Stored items
--

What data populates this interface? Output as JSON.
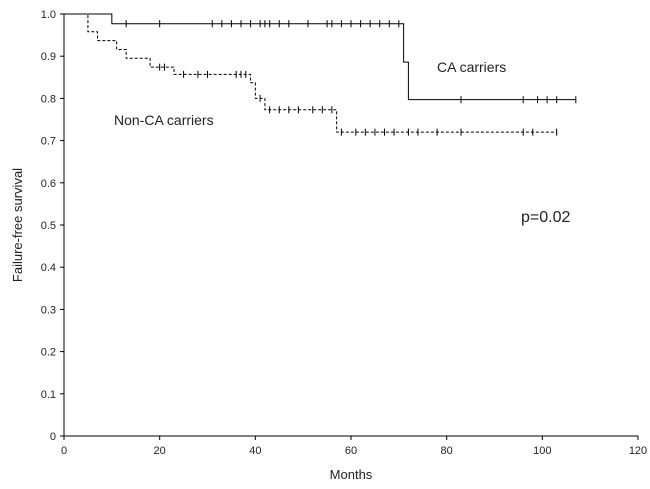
{
  "chart_data": {
    "type": "line",
    "subtype": "kaplan-meier-step",
    "xlabel": "Months",
    "ylabel": "Failure-free survival",
    "xlim": [
      0,
      120
    ],
    "ylim": [
      0,
      1.0
    ],
    "xticks": [
      0,
      20,
      40,
      60,
      80,
      100,
      120
    ],
    "yticks": [
      0,
      0.1,
      0.2,
      0.3,
      0.4,
      0.5,
      0.6,
      0.7,
      0.8,
      0.9,
      1.0
    ],
    "ytick_labels": [
      "0",
      "0.1",
      "0.2",
      "0.3",
      "0.4",
      "0.5",
      "0.6",
      "0.7",
      "0.8",
      "0.9",
      "1.0"
    ],
    "grid": false,
    "annotation": "p=0.02",
    "series": [
      {
        "name": "CA carriers",
        "line_style": "solid",
        "color": "#000000",
        "steps": [
          [
            0,
            1.0
          ],
          [
            10,
            0.977
          ],
          [
            71,
            0.886
          ],
          [
            72,
            0.797
          ],
          [
            107,
            0.797
          ]
        ],
        "censored": [
          [
            13,
            0.977
          ],
          [
            20,
            0.977
          ],
          [
            31,
            0.977
          ],
          [
            33,
            0.977
          ],
          [
            35,
            0.977
          ],
          [
            37,
            0.977
          ],
          [
            39,
            0.977
          ],
          [
            41,
            0.977
          ],
          [
            42,
            0.977
          ],
          [
            43,
            0.977
          ],
          [
            45,
            0.977
          ],
          [
            47,
            0.977
          ],
          [
            51,
            0.977
          ],
          [
            55,
            0.977
          ],
          [
            56,
            0.977
          ],
          [
            58,
            0.977
          ],
          [
            60,
            0.977
          ],
          [
            62,
            0.977
          ],
          [
            64,
            0.977
          ],
          [
            66,
            0.977
          ],
          [
            68,
            0.977
          ],
          [
            70,
            0.977
          ],
          [
            83,
            0.797
          ],
          [
            96,
            0.797
          ],
          [
            99,
            0.797
          ],
          [
            101,
            0.797
          ],
          [
            103,
            0.797
          ],
          [
            107,
            0.797
          ]
        ]
      },
      {
        "name": "Non-CA carriers",
        "line_style": "dashed",
        "color": "#000000",
        "steps": [
          [
            0,
            1.0
          ],
          [
            5,
            0.958
          ],
          [
            7,
            0.937
          ],
          [
            11,
            0.916
          ],
          [
            13,
            0.895
          ],
          [
            18,
            0.874
          ],
          [
            23,
            0.857
          ],
          [
            39,
            0.837
          ],
          [
            40,
            0.8
          ],
          [
            42,
            0.773
          ],
          [
            57,
            0.72
          ],
          [
            103,
            0.72
          ]
        ],
        "censored": [
          [
            20,
            0.874
          ],
          [
            21,
            0.874
          ],
          [
            25,
            0.857
          ],
          [
            28,
            0.857
          ],
          [
            30,
            0.857
          ],
          [
            36,
            0.857
          ],
          [
            37,
            0.857
          ],
          [
            38,
            0.857
          ],
          [
            41,
            0.8
          ],
          [
            43,
            0.773
          ],
          [
            45,
            0.773
          ],
          [
            47,
            0.773
          ],
          [
            49,
            0.773
          ],
          [
            52,
            0.773
          ],
          [
            54,
            0.773
          ],
          [
            56,
            0.773
          ],
          [
            58,
            0.72
          ],
          [
            61,
            0.72
          ],
          [
            63,
            0.72
          ],
          [
            65,
            0.72
          ],
          [
            67,
            0.72
          ],
          [
            69,
            0.72
          ],
          [
            72,
            0.72
          ],
          [
            74,
            0.72
          ],
          [
            78,
            0.72
          ],
          [
            83,
            0.72
          ],
          [
            96,
            0.72
          ],
          [
            98,
            0.72
          ],
          [
            103,
            0.72
          ]
        ]
      }
    ]
  }
}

--

Every line above should be returned exactly; the pictures stay out.

**TASK OUTPUT**
What data populates this interface? Output as JSON.
{
  "chart_data": {
    "type": "line",
    "subtype": "kaplan-meier-step",
    "xlabel": "Months",
    "ylabel": "Failure-free survival",
    "xlim": [
      0,
      120
    ],
    "ylim": [
      0,
      1.0
    ],
    "xticks": [
      0,
      20,
      40,
      60,
      80,
      100,
      120
    ],
    "yticks": [
      0,
      0.1,
      0.2,
      0.3,
      0.4,
      0.5,
      0.6,
      0.7,
      0.8,
      0.9,
      1.0
    ],
    "ytick_labels": [
      "0",
      "0.1",
      "0.2",
      "0.3",
      "0.4",
      "0.5",
      "0.6",
      "0.7",
      "0.8",
      "0.9",
      "1.0"
    ],
    "grid": false,
    "annotation": "p=0.02",
    "series": [
      {
        "name": "CA carriers",
        "line_style": "solid",
        "color": "#000000",
        "steps": [
          [
            0,
            1.0
          ],
          [
            10,
            0.977
          ],
          [
            71,
            0.886
          ],
          [
            72,
            0.797
          ],
          [
            107,
            0.797
          ]
        ],
        "censored": [
          [
            13,
            0.977
          ],
          [
            20,
            0.977
          ],
          [
            31,
            0.977
          ],
          [
            33,
            0.977
          ],
          [
            35,
            0.977
          ],
          [
            37,
            0.977
          ],
          [
            39,
            0.977
          ],
          [
            41,
            0.977
          ],
          [
            42,
            0.977
          ],
          [
            43,
            0.977
          ],
          [
            45,
            0.977
          ],
          [
            47,
            0.977
          ],
          [
            51,
            0.977
          ],
          [
            55,
            0.977
          ],
          [
            56,
            0.977
          ],
          [
            58,
            0.977
          ],
          [
            60,
            0.977
          ],
          [
            62,
            0.977
          ],
          [
            64,
            0.977
          ],
          [
            66,
            0.977
          ],
          [
            68,
            0.977
          ],
          [
            70,
            0.977
          ],
          [
            83,
            0.797
          ],
          [
            96,
            0.797
          ],
          [
            99,
            0.797
          ],
          [
            101,
            0.797
          ],
          [
            103,
            0.797
          ],
          [
            107,
            0.797
          ]
        ]
      },
      {
        "name": "Non-CA carriers",
        "line_style": "dashed",
        "color": "#000000",
        "steps": [
          [
            0,
            1.0
          ],
          [
            5,
            0.958
          ],
          [
            7,
            0.937
          ],
          [
            11,
            0.916
          ],
          [
            13,
            0.895
          ],
          [
            18,
            0.874
          ],
          [
            23,
            0.857
          ],
          [
            39,
            0.837
          ],
          [
            40,
            0.8
          ],
          [
            42,
            0.773
          ],
          [
            57,
            0.72
          ],
          [
            103,
            0.72
          ]
        ],
        "censored": [
          [
            20,
            0.874
          ],
          [
            21,
            0.874
          ],
          [
            25,
            0.857
          ],
          [
            28,
            0.857
          ],
          [
            30,
            0.857
          ],
          [
            36,
            0.857
          ],
          [
            37,
            0.857
          ],
          [
            38,
            0.857
          ],
          [
            41,
            0.8
          ],
          [
            43,
            0.773
          ],
          [
            45,
            0.773
          ],
          [
            47,
            0.773
          ],
          [
            49,
            0.773
          ],
          [
            52,
            0.773
          ],
          [
            54,
            0.773
          ],
          [
            56,
            0.773
          ],
          [
            58,
            0.72
          ],
          [
            61,
            0.72
          ],
          [
            63,
            0.72
          ],
          [
            65,
            0.72
          ],
          [
            67,
            0.72
          ],
          [
            69,
            0.72
          ],
          [
            72,
            0.72
          ],
          [
            74,
            0.72
          ],
          [
            78,
            0.72
          ],
          [
            83,
            0.72
          ],
          [
            96,
            0.72
          ],
          [
            98,
            0.72
          ],
          [
            103,
            0.72
          ]
        ]
      }
    ]
  }
}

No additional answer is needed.